Material shown ▸
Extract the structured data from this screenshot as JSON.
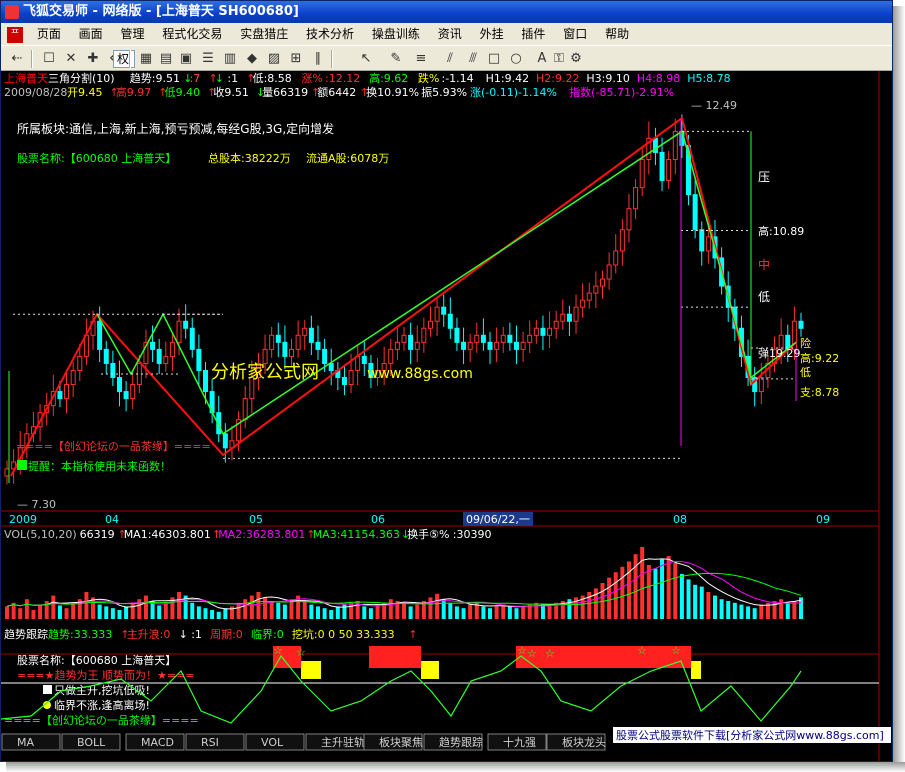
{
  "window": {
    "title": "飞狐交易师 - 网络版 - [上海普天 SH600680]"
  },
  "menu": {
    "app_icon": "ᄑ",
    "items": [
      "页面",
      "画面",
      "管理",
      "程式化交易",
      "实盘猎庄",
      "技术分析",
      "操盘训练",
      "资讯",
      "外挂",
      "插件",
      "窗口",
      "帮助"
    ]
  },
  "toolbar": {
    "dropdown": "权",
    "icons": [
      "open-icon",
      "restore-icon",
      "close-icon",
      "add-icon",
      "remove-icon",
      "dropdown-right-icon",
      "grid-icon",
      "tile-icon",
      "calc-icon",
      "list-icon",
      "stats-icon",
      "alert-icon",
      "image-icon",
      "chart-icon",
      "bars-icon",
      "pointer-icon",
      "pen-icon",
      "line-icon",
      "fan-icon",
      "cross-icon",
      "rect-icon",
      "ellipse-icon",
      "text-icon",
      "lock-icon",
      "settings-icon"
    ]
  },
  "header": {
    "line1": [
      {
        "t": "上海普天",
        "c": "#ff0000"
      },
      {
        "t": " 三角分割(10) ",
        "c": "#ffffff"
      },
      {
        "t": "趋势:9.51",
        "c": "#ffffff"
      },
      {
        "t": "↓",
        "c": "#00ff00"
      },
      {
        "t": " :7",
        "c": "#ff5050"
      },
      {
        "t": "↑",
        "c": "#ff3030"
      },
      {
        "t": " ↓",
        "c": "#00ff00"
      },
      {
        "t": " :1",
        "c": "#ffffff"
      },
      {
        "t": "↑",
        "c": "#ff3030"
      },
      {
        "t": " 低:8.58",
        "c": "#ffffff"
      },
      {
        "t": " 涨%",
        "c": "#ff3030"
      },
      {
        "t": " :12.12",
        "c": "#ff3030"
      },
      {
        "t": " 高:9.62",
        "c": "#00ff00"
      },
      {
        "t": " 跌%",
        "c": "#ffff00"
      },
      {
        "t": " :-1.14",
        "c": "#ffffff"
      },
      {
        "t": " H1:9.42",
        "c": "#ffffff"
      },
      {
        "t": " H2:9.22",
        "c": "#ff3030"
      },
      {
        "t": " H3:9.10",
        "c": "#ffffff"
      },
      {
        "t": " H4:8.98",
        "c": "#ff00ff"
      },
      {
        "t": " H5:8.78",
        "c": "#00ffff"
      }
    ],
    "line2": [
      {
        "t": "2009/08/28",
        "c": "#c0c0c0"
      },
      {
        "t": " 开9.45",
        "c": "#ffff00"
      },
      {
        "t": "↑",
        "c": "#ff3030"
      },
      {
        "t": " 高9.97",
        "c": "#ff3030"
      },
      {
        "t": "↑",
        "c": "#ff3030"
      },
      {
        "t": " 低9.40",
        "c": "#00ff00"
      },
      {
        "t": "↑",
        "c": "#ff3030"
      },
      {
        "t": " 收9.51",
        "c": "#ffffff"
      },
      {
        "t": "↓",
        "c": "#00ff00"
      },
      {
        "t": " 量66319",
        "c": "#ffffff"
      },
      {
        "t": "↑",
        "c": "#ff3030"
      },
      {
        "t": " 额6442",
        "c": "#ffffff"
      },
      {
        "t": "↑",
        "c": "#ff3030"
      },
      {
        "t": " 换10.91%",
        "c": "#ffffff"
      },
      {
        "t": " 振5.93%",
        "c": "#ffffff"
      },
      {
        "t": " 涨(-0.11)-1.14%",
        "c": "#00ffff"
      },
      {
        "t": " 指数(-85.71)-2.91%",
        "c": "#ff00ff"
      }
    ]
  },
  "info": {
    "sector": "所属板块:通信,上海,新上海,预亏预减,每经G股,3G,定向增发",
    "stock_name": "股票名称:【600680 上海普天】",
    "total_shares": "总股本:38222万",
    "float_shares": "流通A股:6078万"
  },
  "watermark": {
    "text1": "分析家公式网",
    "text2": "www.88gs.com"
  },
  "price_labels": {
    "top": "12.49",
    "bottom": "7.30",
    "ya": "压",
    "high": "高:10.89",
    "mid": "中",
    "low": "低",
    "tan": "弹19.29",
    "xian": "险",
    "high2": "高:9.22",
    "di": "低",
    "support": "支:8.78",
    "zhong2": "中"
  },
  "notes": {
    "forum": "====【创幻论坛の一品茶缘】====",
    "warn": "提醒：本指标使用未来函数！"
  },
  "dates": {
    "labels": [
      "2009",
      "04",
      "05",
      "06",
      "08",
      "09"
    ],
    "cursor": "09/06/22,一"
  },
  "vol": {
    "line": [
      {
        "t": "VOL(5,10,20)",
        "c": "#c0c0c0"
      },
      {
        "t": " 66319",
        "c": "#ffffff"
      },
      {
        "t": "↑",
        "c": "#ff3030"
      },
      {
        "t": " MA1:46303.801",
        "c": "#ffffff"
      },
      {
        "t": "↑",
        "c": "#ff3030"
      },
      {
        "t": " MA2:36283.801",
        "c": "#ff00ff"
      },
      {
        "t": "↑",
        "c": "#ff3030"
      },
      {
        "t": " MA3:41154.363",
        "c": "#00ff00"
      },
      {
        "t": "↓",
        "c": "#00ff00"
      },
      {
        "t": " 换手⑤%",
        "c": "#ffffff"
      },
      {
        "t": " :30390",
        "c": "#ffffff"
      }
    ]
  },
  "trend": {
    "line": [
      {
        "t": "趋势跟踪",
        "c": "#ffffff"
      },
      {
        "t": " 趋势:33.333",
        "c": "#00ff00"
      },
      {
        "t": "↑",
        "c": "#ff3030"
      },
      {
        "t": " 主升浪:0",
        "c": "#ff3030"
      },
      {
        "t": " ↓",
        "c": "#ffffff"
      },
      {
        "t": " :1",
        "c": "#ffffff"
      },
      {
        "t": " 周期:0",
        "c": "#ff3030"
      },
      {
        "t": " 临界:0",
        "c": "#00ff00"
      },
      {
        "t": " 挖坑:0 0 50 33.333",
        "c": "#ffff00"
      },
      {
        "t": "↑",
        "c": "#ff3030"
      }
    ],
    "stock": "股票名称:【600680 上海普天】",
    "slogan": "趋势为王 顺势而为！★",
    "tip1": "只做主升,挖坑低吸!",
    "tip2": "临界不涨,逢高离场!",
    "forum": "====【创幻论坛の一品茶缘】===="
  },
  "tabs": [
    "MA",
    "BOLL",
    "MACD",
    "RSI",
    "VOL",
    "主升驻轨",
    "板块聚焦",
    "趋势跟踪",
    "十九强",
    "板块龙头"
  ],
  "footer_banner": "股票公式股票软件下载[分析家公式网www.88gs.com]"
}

Instructions for the task ▸ Omit the pictures, and quote the material above exactly as given.

Final result ▸
Extract the structured data from this screenshot as JSON.
{
  "window": {
    "title": "飞狐交易师 - 网络版 - [上海普天 SH600680]"
  },
  "menu": {
    "app_icon": "ᄑ",
    "items": [
      "页面",
      "画面",
      "管理",
      "程式化交易",
      "实盘猎庄",
      "技术分析",
      "操盘训练",
      "资讯",
      "外挂",
      "插件",
      "窗口",
      "帮助"
    ]
  },
  "toolbar": {
    "dropdown": "权",
    "icons": [
      "open-icon",
      "restore-icon",
      "close-icon",
      "add-icon",
      "remove-icon",
      "dropdown-right-icon",
      "grid-icon",
      "tile-icon",
      "calc-icon",
      "list-icon",
      "stats-icon",
      "alert-icon",
      "image-icon",
      "chart-icon",
      "bars-icon",
      "pointer-icon",
      "pen-icon",
      "line-icon",
      "fan-icon",
      "cross-icon",
      "rect-icon",
      "ellipse-icon",
      "text-icon",
      "lock-icon",
      "settings-icon"
    ]
  },
  "header": {
    "line1": [
      {
        "t": "上海普天",
        "c": "#ff0000"
      },
      {
        "t": " 三角分割(10) ",
        "c": "#ffffff"
      },
      {
        "t": "趋势:9.51",
        "c": "#ffffff"
      },
      {
        "t": "↓",
        "c": "#00ff00"
      },
      {
        "t": " :7",
        "c": "#ff5050"
      },
      {
        "t": "↑",
        "c": "#ff3030"
      },
      {
        "t": " ↓",
        "c": "#00ff00"
      },
      {
        "t": " :1",
        "c": "#ffffff"
      },
      {
        "t": "↑",
        "c": "#ff3030"
      },
      {
        "t": " 低:8.58",
        "c": "#ffffff"
      },
      {
        "t": " 涨%",
        "c": "#ff3030"
      },
      {
        "t": " :12.12",
        "c": "#ff3030"
      },
      {
        "t": " 高:9.62",
        "c": "#00ff00"
      },
      {
        "t": " 跌%",
        "c": "#ffff00"
      },
      {
        "t": " :-1.14",
        "c": "#ffffff"
      },
      {
        "t": " H1:9.42",
        "c": "#ffffff"
      },
      {
        "t": " H2:9.22",
        "c": "#ff3030"
      },
      {
        "t": " H3:9.10",
        "c": "#ffffff"
      },
      {
        "t": " H4:8.98",
        "c": "#ff00ff"
      },
      {
        "t": " H5:8.78",
        "c": "#00ffff"
      }
    ],
    "line2": [
      {
        "t": "2009/08/28",
        "c": "#c0c0c0"
      },
      {
        "t": " 开9.45",
        "c": "#ffff00"
      },
      {
        "t": "↑",
        "c": "#ff3030"
      },
      {
        "t": " 高9.97",
        "c": "#ff3030"
      },
      {
        "t": "↑",
        "c": "#ff3030"
      },
      {
        "t": " 低9.40",
        "c": "#00ff00"
      },
      {
        "t": "↑",
        "c": "#ff3030"
      },
      {
        "t": " 收9.51",
        "c": "#ffffff"
      },
      {
        "t": "↓",
        "c": "#00ff00"
      },
      {
        "t": " 量66319",
        "c": "#ffffff"
      },
      {
        "t": "↑",
        "c": "#ff3030"
      },
      {
        "t": " 额6442",
        "c": "#ffffff"
      },
      {
        "t": "↑",
        "c": "#ff3030"
      },
      {
        "t": " 换10.91%",
        "c": "#ffffff"
      },
      {
        "t": " 振5.93%",
        "c": "#ffffff"
      },
      {
        "t": " 涨(-0.11)-1.14%",
        "c": "#00ffff"
      },
      {
        "t": " 指数(-85.71)-2.91%",
        "c": "#ff00ff"
      }
    ]
  },
  "info": {
    "sector": "所属板块:通信,上海,新上海,预亏预减,每经G股,3G,定向增发",
    "stock_name": "股票名称:【600680 上海普天】",
    "total_shares": "总股本:38222万",
    "float_shares": "流通A股:6078万"
  },
  "watermark": {
    "text1": "分析家公式网",
    "text2": "www.88gs.com"
  },
  "price_labels": {
    "top": "12.49",
    "bottom": "7.30",
    "ya": "压",
    "high": "高:10.89",
    "mid": "中",
    "low": "低",
    "tan": "弹19.29",
    "xian": "险",
    "high2": "高:9.22",
    "di": "低",
    "support": "支:8.78",
    "zhong2": "中"
  },
  "notes": {
    "forum": "====【创幻论坛の一品茶缘】====",
    "warn": "提醒：本指标使用未来函数！"
  },
  "dates": {
    "labels": [
      "2009",
      "04",
      "05",
      "06",
      "08",
      "09"
    ],
    "cursor": "09/06/22,一"
  },
  "vol": {
    "line": [
      {
        "t": "VOL(5,10,20)",
        "c": "#c0c0c0"
      },
      {
        "t": " 66319",
        "c": "#ffffff"
      },
      {
        "t": "↑",
        "c": "#ff3030"
      },
      {
        "t": " MA1:46303.801",
        "c": "#ffffff"
      },
      {
        "t": "↑",
        "c": "#ff3030"
      },
      {
        "t": " MA2:36283.801",
        "c": "#ff00ff"
      },
      {
        "t": "↑",
        "c": "#ff3030"
      },
      {
        "t": " MA3:41154.363",
        "c": "#00ff00"
      },
      {
        "t": "↓",
        "c": "#00ff00"
      },
      {
        "t": " 换手⑤%",
        "c": "#ffffff"
      },
      {
        "t": " :30390",
        "c": "#ffffff"
      }
    ]
  },
  "trend": {
    "line": [
      {
        "t": "趋势跟踪",
        "c": "#ffffff"
      },
      {
        "t": " 趋势:33.333",
        "c": "#00ff00"
      },
      {
        "t": "↑",
        "c": "#ff3030"
      },
      {
        "t": " 主升浪:0",
        "c": "#ff3030"
      },
      {
        "t": " ↓",
        "c": "#ffffff"
      },
      {
        "t": " :1",
        "c": "#ffffff"
      },
      {
        "t": " 周期:0",
        "c": "#ff3030"
      },
      {
        "t": " 临界:0",
        "c": "#00ff00"
      },
      {
        "t": " 挖坑:0 0 50 33.333",
        "c": "#ffff00"
      },
      {
        "t": "↑",
        "c": "#ff3030"
      }
    ],
    "stock": "股票名称:【600680 上海普天】",
    "slogan": "趋势为王 顺势而为！★",
    "tip1": "只做主升,挖坑低吸!",
    "tip2": "临界不涨,逢高离场!",
    "forum": "====【创幻论坛の一品茶缘】===="
  },
  "tabs": [
    "MA",
    "BOLL",
    "MACD",
    "RSI",
    "VOL",
    "主升驻轨",
    "板块聚焦",
    "趋势跟踪",
    "十九强",
    "板块龙头"
  ],
  "footer_banner": "股票公式股票软件下载[分析家公式网www.88gs.com]"
}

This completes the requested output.